◆ **YOUR TASK**:
Read the entries below and pull out each line with the string "screenshot".
[START OF ENTRIES]
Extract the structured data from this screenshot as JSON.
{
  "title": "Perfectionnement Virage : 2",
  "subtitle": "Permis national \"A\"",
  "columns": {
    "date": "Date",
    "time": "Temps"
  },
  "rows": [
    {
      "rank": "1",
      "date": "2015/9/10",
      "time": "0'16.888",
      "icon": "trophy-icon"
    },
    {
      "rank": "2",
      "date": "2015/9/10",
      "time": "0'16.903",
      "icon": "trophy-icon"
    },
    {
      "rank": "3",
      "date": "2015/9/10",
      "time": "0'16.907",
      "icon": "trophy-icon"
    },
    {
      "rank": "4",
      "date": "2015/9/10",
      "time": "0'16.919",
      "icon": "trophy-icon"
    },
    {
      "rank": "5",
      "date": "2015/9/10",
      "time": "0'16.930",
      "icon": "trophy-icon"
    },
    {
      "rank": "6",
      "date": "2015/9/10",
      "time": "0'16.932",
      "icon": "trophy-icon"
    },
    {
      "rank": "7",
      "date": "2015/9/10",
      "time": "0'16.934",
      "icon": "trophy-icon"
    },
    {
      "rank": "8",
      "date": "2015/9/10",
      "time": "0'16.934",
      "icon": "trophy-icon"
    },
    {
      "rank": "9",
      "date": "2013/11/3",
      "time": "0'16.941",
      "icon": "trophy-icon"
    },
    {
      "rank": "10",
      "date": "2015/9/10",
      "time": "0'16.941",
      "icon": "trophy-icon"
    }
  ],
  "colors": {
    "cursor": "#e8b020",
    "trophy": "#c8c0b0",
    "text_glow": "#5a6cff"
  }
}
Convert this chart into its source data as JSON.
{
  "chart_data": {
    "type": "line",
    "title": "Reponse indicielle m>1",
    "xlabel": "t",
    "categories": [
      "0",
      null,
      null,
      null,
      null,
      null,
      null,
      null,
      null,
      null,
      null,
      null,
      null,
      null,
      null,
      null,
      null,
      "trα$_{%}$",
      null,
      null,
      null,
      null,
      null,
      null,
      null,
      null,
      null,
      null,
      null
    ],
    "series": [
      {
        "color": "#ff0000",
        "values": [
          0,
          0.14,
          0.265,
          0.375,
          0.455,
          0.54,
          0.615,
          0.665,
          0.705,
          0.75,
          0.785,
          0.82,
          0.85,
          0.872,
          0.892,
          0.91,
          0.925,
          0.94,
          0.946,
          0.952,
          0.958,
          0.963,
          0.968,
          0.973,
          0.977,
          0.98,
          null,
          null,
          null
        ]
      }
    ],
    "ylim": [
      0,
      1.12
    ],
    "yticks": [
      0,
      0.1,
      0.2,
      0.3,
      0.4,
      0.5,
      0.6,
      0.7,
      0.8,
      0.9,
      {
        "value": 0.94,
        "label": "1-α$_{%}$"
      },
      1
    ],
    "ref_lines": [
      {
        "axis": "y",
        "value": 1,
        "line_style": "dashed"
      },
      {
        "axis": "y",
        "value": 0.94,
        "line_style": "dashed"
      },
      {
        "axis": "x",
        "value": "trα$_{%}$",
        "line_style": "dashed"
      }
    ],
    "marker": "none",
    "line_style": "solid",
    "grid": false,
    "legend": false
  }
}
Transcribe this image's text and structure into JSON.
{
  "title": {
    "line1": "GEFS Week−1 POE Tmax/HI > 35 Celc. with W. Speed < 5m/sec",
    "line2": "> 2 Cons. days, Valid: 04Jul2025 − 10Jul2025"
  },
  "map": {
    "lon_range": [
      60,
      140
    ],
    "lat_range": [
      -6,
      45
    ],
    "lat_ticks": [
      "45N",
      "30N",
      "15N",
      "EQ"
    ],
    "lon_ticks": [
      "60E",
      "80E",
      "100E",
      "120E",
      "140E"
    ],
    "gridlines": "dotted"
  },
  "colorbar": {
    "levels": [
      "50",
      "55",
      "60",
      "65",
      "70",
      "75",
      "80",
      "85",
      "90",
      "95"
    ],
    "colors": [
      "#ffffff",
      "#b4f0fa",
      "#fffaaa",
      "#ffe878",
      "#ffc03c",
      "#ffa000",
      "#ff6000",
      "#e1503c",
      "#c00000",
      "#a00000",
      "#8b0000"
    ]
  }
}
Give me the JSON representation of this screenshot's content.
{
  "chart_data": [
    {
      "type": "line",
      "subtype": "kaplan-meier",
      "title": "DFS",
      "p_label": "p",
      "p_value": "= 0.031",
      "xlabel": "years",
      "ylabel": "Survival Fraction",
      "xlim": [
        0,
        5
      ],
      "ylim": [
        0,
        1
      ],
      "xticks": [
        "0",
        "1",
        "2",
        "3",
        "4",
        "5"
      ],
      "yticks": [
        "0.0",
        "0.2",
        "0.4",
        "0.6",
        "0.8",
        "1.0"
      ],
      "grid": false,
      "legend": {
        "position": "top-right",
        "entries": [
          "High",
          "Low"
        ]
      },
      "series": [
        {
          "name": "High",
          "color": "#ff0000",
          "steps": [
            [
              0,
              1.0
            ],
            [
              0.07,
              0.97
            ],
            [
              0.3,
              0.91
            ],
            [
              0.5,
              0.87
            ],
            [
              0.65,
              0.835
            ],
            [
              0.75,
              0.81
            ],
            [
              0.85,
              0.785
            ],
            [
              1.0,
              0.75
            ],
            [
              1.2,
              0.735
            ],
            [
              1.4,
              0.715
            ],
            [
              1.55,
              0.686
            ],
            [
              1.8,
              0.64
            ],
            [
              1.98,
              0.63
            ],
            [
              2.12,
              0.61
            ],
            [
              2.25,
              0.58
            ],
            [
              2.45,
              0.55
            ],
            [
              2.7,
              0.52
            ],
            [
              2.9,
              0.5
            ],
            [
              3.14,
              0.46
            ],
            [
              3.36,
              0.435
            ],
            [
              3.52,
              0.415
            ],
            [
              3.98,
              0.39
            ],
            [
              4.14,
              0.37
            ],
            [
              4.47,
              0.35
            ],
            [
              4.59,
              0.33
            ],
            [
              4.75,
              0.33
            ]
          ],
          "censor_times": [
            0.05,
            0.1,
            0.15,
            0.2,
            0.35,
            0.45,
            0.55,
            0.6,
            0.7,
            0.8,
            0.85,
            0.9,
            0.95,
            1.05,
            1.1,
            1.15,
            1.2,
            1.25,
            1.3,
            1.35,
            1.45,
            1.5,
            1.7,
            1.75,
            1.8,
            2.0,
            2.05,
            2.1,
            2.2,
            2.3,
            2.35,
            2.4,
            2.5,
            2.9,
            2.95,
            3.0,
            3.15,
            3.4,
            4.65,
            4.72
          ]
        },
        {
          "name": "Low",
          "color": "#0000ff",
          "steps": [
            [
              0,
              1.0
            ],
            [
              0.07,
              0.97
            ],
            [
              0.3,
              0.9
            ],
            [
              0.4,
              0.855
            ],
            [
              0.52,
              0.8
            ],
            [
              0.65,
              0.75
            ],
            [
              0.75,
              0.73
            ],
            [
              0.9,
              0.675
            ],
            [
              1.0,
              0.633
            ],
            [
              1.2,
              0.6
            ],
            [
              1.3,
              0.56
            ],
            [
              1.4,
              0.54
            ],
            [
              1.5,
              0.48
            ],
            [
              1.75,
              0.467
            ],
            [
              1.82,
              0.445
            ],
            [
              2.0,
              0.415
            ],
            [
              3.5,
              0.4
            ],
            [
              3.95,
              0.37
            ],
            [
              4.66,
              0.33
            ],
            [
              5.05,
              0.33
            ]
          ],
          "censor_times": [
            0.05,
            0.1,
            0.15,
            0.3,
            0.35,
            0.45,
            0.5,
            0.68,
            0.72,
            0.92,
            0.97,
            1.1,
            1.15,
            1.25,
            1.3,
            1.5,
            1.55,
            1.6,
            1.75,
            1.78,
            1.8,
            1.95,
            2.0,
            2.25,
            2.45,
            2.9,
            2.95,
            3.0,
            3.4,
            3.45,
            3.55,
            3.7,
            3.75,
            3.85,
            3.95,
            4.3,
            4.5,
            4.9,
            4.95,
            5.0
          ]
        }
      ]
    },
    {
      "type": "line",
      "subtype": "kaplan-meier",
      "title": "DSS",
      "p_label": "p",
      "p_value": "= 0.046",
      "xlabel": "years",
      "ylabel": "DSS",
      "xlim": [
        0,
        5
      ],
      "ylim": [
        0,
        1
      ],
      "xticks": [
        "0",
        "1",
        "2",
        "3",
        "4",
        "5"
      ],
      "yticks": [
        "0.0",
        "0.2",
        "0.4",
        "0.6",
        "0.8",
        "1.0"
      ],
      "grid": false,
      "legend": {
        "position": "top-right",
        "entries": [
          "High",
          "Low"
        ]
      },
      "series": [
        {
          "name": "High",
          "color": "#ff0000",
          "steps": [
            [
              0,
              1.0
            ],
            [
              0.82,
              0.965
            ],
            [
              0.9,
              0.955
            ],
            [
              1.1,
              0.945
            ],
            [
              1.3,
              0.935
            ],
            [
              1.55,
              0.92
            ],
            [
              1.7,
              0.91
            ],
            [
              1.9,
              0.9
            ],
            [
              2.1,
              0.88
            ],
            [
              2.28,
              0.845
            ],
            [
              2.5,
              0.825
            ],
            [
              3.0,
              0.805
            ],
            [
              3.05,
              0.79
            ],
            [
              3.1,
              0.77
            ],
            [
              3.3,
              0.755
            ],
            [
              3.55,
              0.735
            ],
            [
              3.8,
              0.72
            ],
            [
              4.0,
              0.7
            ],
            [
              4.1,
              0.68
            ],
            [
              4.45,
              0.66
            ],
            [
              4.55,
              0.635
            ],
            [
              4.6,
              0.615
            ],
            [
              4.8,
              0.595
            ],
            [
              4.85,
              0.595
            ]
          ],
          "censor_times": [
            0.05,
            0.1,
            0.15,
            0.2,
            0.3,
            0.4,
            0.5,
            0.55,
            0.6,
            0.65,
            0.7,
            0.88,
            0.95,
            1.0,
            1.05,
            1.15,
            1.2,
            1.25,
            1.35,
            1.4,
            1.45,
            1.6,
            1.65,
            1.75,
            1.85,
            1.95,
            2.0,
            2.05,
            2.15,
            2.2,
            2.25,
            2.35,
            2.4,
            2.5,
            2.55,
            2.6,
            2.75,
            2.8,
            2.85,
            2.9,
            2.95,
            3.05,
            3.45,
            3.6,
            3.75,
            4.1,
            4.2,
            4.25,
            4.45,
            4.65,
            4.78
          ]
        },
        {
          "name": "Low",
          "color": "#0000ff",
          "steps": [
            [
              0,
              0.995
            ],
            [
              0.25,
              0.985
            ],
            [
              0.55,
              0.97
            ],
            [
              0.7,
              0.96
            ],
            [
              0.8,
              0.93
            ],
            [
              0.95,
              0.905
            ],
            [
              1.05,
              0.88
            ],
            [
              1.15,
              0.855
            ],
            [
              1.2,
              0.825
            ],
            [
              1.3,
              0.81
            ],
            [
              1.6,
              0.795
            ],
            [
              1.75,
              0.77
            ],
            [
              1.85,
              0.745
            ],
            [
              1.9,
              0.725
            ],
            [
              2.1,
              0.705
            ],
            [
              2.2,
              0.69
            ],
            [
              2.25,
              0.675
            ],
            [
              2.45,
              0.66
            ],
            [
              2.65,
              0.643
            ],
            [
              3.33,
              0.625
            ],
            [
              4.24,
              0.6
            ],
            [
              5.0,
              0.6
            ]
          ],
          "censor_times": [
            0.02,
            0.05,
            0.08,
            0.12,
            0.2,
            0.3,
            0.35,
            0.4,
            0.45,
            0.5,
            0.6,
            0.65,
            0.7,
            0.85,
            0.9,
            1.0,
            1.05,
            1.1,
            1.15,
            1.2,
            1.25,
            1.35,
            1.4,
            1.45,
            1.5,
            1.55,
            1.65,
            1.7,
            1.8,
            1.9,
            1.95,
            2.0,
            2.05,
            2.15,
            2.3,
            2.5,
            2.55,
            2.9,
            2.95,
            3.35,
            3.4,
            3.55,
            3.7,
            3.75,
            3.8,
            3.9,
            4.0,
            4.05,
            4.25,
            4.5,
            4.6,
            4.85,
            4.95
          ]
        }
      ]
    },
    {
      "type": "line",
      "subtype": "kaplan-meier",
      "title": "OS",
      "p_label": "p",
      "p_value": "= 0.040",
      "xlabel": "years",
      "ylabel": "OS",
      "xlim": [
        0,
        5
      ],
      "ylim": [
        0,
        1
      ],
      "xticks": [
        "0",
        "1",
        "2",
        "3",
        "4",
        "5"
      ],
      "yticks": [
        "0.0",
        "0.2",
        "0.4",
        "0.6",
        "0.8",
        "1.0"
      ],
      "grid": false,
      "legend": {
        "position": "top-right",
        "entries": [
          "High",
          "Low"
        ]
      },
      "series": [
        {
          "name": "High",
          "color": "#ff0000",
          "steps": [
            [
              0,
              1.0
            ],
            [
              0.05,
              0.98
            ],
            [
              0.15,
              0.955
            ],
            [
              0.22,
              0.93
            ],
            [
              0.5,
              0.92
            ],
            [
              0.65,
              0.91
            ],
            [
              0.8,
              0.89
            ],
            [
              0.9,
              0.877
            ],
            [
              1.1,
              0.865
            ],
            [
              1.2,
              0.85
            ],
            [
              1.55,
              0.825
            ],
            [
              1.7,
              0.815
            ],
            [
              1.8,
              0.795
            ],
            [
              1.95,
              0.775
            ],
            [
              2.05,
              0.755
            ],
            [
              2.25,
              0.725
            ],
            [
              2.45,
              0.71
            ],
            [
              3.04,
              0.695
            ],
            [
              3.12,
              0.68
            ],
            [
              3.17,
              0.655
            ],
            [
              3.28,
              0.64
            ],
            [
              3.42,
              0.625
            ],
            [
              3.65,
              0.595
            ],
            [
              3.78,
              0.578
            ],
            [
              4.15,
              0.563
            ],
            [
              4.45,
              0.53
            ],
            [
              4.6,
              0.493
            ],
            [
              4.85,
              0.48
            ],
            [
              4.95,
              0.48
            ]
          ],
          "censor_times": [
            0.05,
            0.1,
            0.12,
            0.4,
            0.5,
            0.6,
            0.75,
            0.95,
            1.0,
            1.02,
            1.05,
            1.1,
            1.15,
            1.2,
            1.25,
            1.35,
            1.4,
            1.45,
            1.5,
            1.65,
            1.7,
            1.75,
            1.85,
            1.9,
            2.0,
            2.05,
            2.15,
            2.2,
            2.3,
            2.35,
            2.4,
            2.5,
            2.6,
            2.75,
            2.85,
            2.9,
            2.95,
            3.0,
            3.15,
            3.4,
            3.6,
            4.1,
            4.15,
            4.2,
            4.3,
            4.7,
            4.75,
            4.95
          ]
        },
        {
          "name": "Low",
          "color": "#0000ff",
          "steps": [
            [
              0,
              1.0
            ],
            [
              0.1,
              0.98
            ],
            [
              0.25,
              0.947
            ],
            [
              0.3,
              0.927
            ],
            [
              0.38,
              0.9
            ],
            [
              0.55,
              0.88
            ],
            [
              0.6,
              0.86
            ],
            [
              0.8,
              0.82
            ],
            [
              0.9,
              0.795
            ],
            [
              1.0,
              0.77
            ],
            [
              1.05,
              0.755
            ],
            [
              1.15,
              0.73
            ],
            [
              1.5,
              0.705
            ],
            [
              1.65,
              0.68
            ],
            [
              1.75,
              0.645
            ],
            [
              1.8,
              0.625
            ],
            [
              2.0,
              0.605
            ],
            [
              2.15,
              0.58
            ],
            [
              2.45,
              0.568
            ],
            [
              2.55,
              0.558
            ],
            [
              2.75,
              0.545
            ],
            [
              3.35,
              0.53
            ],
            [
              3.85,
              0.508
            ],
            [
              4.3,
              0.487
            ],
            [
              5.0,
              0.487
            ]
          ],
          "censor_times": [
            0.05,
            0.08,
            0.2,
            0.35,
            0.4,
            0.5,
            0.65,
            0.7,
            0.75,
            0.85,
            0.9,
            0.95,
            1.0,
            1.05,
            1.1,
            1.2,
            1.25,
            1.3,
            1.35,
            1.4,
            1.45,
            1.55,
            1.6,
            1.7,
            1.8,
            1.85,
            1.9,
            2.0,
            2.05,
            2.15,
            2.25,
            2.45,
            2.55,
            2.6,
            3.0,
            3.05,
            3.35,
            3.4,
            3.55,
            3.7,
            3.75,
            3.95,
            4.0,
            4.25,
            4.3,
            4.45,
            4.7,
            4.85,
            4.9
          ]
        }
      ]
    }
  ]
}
[END OF ENTRIES]
◆ **RESULT**:
Extract the structured data from this screenshot as JSON.
Give me the JSON representation of this screenshot's content.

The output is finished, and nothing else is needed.